◆ **SET EXERCISE**
Restate the data word for word and leave the images out.
-- START INPUT ROWS --
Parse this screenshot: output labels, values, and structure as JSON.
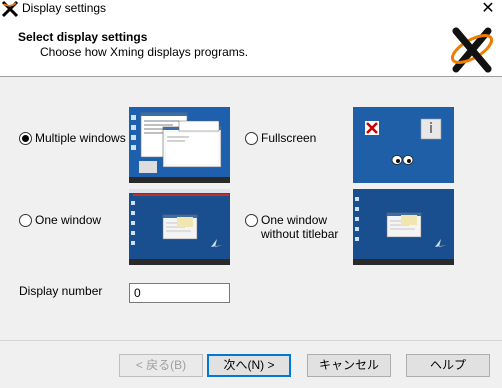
{
  "window": {
    "title": "Display settings"
  },
  "header": {
    "title": "Select display settings",
    "subtitle": "Choose how Xming displays programs."
  },
  "options": [
    {
      "label": "Multiple windows",
      "selected": true
    },
    {
      "label": "Fullscreen",
      "selected": false
    },
    {
      "label": "One window",
      "selected": false
    },
    {
      "label": "One window\nwithout titlebar",
      "selected": false
    }
  ],
  "display_number": {
    "label": "Display number",
    "value": "0"
  },
  "buttons": {
    "back": "< 戻る(B)",
    "next": "次へ(N) >",
    "cancel": "キャンセル",
    "help": "ヘルプ"
  },
  "colors": {
    "desktop_blue": "#1f5fa8",
    "accent": "#0078d7",
    "logo_orange": "#f07c00"
  }
}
-- END INPUT ROWS --
◆ **RESPONSE TO THIS TASK**
Parse this screenshot: output labels, values, and structure as JSON.
{
  "window": {
    "title": "Display settings"
  },
  "header": {
    "title": "Select display settings",
    "subtitle": "Choose how Xming displays programs."
  },
  "options": [
    {
      "label": "Multiple windows",
      "selected": true
    },
    {
      "label": "Fullscreen",
      "selected": false
    },
    {
      "label": "One window",
      "selected": false
    },
    {
      "label": "One window\nwithout titlebar",
      "selected": false
    }
  ],
  "display_number": {
    "label": "Display number",
    "value": "0"
  },
  "buttons": {
    "back": "< 戻る(B)",
    "next": "次へ(N) >",
    "cancel": "キャンセル",
    "help": "ヘルプ"
  },
  "colors": {
    "desktop_blue": "#1f5fa8",
    "accent": "#0078d7",
    "logo_orange": "#f07c00"
  }
}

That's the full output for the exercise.